Instructions to follow. Repeat every entry word for word, skipping the pictures.

## BEGIN Data shown

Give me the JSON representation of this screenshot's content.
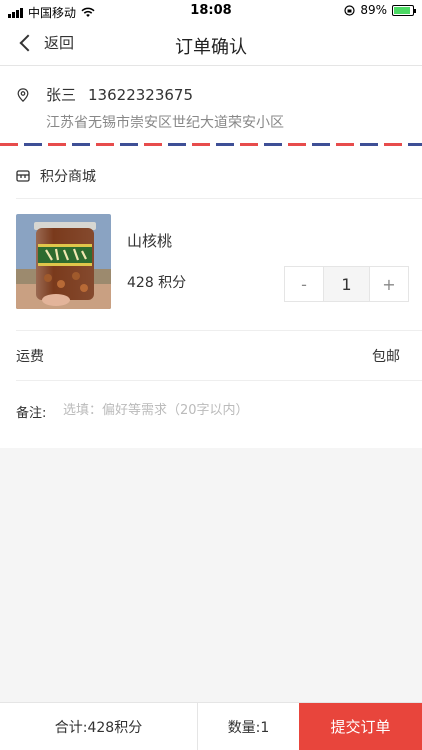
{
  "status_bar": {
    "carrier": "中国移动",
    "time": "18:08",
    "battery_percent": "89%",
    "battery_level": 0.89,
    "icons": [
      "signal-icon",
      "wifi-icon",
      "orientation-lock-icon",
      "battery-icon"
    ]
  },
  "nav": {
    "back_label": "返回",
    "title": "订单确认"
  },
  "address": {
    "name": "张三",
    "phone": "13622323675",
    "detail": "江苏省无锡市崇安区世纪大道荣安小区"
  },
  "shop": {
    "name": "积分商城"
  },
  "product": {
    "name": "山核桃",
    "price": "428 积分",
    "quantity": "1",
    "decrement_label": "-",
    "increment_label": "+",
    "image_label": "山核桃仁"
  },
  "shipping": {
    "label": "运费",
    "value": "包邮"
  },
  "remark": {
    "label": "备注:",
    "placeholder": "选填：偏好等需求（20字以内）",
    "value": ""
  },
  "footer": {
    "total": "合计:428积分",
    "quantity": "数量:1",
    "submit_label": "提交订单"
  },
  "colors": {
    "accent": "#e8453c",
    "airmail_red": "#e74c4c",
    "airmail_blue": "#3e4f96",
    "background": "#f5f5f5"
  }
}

## END Data shown

Reply to the task.
Give me the JSON representation of this screenshot's content.
{
  "status_bar": {
    "carrier": "中国移动",
    "time": "18:08",
    "battery_percent": "89%",
    "battery_level": 0.89,
    "icons": [
      "signal-icon",
      "wifi-icon",
      "orientation-lock-icon",
      "battery-icon"
    ]
  },
  "nav": {
    "back_label": "返回",
    "title": "订单确认"
  },
  "address": {
    "name": "张三",
    "phone": "13622323675",
    "detail": "江苏省无锡市崇安区世纪大道荣安小区"
  },
  "shop": {
    "name": "积分商城"
  },
  "product": {
    "name": "山核桃",
    "price": "428 积分",
    "quantity": "1",
    "decrement_label": "-",
    "increment_label": "+",
    "image_label": "山核桃仁"
  },
  "shipping": {
    "label": "运费",
    "value": "包邮"
  },
  "remark": {
    "label": "备注:",
    "placeholder": "选填：偏好等需求（20字以内）",
    "value": ""
  },
  "footer": {
    "total": "合计:428积分",
    "quantity": "数量:1",
    "submit_label": "提交订单"
  },
  "colors": {
    "accent": "#e8453c",
    "airmail_red": "#e74c4c",
    "airmail_blue": "#3e4f96",
    "background": "#f5f5f5"
  }
}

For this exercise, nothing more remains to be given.